### [Stated problem]
Your task is to copy every record exactly.

### [Input for this task]
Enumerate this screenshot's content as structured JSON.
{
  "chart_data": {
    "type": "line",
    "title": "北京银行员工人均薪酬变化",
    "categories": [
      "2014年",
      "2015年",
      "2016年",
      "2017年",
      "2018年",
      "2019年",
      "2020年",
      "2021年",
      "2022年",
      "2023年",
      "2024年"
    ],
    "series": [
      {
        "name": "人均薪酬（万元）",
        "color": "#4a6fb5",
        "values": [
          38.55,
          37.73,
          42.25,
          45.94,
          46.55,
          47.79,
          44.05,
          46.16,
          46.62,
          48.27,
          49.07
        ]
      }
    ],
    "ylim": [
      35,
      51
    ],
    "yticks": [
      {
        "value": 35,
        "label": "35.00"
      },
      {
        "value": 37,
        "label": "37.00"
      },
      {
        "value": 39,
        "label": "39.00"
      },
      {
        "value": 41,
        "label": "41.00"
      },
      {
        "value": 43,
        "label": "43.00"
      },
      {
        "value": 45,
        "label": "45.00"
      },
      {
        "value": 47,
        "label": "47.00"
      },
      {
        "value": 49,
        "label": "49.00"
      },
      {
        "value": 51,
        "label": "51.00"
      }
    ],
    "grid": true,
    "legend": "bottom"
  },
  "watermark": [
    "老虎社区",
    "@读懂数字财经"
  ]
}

### [Written response]
Enumerate this screenshot's content as structured JSON.
{
  "chart_data": {
    "type": "line",
    "title": "北京银行员工人均薪酬变化",
    "categories": [
      "2014年",
      "2015年",
      "2016年",
      "2017年",
      "2018年",
      "2019年",
      "2020年",
      "2021年",
      "2022年",
      "2023年",
      "2024年"
    ],
    "series": [
      {
        "name": "人均薪酬（万元）",
        "color": "#4a6fb5",
        "values": [
          38.55,
          37.73,
          42.25,
          45.94,
          46.55,
          47.79,
          44.05,
          46.16,
          46.62,
          48.27,
          49.07
        ]
      }
    ],
    "ylim": [
      35,
      51
    ],
    "yticks": [
      {
        "value": 35,
        "label": "35.00"
      },
      {
        "value": 37,
        "label": "37.00"
      },
      {
        "value": 39,
        "label": "39.00"
      },
      {
        "value": 41,
        "label": "41.00"
      },
      {
        "value": 43,
        "label": "43.00"
      },
      {
        "value": 45,
        "label": "45.00"
      },
      {
        "value": 47,
        "label": "47.00"
      },
      {
        "value": 49,
        "label": "49.00"
      },
      {
        "value": 51,
        "label": "51.00"
      }
    ],
    "grid": true,
    "legend": "bottom"
  },
  "watermark": [
    "老虎社区",
    "@读懂数字财经"
  ]
}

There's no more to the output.